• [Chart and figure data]
>> START

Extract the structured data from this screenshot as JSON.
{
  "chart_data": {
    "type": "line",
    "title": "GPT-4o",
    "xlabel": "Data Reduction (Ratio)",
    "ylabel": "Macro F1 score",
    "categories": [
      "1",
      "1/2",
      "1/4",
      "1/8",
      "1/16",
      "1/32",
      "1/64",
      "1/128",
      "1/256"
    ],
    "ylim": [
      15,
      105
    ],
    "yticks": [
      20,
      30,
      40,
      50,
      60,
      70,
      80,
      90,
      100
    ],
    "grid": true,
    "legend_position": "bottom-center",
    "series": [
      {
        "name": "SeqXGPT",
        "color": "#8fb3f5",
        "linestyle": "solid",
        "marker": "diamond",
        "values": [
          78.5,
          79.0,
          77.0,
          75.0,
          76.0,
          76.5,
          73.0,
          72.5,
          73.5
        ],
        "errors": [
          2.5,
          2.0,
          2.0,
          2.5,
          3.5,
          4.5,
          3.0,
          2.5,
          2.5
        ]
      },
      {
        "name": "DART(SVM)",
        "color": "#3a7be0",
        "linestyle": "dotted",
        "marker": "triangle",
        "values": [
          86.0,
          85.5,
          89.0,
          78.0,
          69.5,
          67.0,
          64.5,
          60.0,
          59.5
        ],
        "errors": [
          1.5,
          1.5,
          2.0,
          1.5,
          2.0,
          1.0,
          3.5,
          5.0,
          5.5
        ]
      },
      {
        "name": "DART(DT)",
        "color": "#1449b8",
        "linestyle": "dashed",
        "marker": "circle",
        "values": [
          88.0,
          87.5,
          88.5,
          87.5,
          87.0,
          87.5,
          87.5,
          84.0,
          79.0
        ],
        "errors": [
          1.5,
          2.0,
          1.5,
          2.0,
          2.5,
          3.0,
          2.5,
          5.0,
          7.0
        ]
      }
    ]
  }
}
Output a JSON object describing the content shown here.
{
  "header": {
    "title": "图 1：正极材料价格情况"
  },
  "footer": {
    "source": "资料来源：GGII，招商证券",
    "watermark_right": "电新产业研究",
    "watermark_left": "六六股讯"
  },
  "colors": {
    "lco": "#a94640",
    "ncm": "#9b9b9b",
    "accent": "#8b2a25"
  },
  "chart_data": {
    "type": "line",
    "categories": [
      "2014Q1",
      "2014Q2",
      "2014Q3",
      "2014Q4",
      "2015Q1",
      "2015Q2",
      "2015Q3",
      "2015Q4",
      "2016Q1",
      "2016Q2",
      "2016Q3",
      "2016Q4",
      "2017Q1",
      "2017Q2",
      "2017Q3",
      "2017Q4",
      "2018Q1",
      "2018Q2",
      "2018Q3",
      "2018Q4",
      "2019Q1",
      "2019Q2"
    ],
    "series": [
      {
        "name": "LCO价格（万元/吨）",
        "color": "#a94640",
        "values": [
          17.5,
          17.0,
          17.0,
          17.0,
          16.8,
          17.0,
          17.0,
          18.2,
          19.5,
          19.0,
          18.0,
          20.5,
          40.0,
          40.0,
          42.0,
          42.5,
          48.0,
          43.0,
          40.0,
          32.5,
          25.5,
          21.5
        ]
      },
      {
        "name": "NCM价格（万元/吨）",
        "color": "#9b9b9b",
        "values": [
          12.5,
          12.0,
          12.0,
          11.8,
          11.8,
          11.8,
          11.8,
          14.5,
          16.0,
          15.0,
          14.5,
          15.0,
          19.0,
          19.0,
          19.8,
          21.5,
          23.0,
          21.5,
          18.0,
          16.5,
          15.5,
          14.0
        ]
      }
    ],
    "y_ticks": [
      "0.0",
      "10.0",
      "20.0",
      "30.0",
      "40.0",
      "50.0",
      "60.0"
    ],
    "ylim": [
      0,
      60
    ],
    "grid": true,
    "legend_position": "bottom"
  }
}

>> END
>> START

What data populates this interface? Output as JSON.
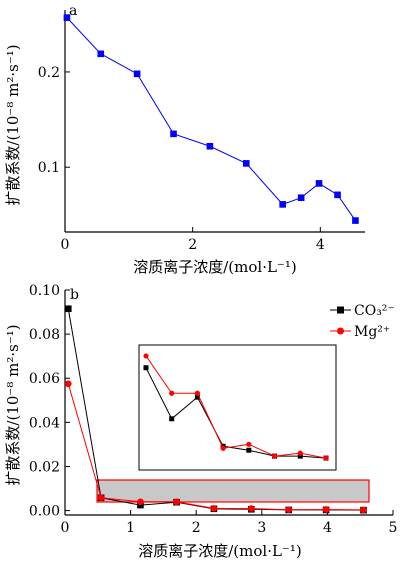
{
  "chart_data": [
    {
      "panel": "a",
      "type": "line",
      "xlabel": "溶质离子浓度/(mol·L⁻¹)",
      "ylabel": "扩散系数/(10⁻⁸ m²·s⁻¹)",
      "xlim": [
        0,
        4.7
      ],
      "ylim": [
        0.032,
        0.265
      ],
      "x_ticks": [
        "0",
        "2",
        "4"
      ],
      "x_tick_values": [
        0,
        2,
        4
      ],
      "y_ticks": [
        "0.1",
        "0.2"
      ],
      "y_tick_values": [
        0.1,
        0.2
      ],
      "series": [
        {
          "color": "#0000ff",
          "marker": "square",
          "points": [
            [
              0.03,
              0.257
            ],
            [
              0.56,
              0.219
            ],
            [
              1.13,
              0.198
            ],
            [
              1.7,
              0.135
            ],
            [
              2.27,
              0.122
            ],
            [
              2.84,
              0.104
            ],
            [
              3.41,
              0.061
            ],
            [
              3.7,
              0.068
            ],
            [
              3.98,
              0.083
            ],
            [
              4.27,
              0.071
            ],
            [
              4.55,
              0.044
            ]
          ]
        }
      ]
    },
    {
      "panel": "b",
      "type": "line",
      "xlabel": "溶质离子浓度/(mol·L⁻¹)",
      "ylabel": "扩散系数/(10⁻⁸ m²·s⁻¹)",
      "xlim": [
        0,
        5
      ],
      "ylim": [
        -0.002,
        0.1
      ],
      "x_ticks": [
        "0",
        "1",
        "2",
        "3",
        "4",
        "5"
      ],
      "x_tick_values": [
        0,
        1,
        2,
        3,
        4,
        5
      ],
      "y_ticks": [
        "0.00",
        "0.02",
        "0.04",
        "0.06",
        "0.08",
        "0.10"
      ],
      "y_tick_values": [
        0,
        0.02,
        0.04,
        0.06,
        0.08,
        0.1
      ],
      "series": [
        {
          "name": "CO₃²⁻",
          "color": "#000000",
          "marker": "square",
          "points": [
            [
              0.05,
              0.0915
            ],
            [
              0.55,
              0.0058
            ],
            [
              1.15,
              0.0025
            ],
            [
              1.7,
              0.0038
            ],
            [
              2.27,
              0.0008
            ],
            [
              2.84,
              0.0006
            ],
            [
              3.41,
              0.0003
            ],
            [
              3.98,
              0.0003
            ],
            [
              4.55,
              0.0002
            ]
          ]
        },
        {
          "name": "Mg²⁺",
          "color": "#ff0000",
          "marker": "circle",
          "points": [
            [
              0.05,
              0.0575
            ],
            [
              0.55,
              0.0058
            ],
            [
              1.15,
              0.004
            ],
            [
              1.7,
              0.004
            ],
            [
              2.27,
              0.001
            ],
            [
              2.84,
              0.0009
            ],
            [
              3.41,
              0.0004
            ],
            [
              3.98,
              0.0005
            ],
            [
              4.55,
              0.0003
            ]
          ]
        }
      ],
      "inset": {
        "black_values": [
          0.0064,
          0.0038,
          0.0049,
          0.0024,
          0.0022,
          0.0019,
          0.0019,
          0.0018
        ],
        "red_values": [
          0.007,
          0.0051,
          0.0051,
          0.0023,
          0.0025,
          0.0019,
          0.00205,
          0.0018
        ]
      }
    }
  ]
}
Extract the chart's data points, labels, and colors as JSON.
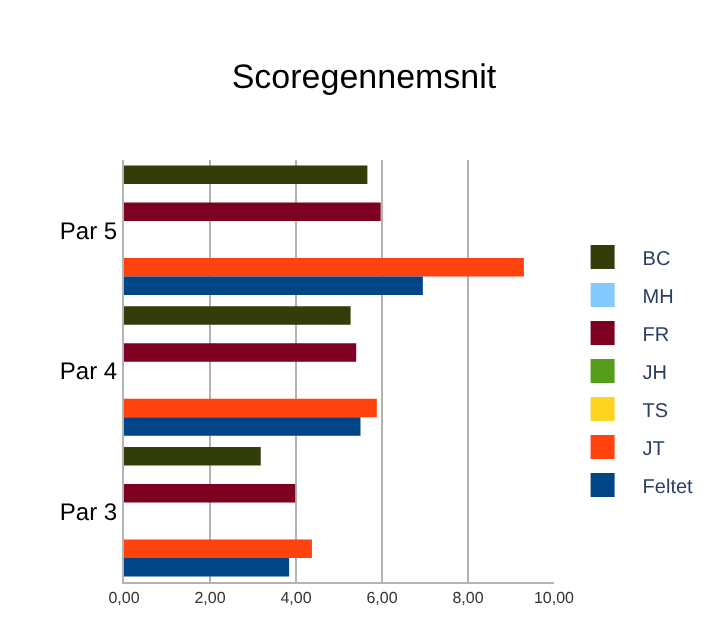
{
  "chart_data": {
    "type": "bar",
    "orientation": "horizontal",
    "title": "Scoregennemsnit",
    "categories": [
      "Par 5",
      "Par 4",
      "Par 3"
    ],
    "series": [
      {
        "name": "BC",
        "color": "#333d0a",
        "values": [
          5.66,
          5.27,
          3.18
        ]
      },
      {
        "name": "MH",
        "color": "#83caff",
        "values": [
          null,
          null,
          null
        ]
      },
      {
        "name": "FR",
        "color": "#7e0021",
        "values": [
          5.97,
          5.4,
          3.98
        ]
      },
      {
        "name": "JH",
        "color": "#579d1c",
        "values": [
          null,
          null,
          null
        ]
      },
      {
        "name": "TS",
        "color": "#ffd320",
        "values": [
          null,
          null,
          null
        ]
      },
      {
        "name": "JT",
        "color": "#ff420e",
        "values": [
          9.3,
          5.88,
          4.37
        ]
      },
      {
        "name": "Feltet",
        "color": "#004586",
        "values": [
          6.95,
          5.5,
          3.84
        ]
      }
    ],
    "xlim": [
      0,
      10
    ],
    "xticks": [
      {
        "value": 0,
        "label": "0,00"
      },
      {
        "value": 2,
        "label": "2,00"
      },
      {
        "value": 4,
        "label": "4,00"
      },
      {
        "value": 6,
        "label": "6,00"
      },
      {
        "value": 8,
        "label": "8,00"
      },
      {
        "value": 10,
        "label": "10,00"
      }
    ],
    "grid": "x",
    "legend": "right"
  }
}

>> END
>> START

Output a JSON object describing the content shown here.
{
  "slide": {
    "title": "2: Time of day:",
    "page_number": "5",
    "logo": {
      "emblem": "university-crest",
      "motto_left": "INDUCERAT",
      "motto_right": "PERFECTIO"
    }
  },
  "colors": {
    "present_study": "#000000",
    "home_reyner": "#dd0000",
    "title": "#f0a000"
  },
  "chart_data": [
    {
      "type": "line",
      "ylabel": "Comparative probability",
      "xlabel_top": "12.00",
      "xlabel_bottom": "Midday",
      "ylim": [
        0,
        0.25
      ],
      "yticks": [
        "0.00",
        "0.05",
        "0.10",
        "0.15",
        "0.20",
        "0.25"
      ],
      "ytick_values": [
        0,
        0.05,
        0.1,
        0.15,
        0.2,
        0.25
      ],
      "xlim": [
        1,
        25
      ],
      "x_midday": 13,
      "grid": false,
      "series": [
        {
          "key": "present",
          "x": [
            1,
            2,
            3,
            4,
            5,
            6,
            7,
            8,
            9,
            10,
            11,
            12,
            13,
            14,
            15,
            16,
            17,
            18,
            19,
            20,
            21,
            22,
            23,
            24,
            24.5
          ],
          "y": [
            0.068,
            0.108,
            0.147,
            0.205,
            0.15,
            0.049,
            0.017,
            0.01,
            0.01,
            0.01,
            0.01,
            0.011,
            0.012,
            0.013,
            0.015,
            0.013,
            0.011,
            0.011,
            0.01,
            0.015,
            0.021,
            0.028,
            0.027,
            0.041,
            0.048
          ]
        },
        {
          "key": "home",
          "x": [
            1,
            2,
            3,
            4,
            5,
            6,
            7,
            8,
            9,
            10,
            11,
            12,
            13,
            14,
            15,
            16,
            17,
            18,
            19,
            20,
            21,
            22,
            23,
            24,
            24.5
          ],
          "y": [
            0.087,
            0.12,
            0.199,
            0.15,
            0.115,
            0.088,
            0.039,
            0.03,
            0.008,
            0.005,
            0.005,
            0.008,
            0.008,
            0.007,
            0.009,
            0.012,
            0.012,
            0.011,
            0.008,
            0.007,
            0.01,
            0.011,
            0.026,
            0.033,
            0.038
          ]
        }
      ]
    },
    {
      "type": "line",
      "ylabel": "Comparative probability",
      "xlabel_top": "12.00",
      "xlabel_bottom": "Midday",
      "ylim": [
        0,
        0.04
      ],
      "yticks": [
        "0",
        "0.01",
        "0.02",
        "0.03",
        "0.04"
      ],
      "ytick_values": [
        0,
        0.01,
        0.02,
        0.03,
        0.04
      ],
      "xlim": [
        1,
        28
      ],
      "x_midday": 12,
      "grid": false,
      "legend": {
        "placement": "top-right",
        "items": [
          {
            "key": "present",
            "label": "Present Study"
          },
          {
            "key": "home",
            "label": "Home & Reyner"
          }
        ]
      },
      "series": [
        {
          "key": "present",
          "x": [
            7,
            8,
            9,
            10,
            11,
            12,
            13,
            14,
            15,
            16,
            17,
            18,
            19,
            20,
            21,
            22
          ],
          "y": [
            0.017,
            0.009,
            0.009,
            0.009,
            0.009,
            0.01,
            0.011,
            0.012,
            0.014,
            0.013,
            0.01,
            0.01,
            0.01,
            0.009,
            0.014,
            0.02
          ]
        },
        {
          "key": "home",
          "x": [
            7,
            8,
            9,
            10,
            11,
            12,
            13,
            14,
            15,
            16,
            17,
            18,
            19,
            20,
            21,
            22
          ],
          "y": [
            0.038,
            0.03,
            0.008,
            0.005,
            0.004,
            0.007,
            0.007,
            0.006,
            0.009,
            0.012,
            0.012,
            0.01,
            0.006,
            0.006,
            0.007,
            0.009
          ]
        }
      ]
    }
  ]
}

>> END

• [To be done] Search the entries for the string "JSON" and collect each line that has it.

• [Written solution]
Extract the structured data from this screenshot as JSON.
Output a JSON object describing the content shown here.
What data populates this interface? Output as JSON.
Extract the chart's data points, labels, and colors as JSON.
Output a JSON object describing the content shown here.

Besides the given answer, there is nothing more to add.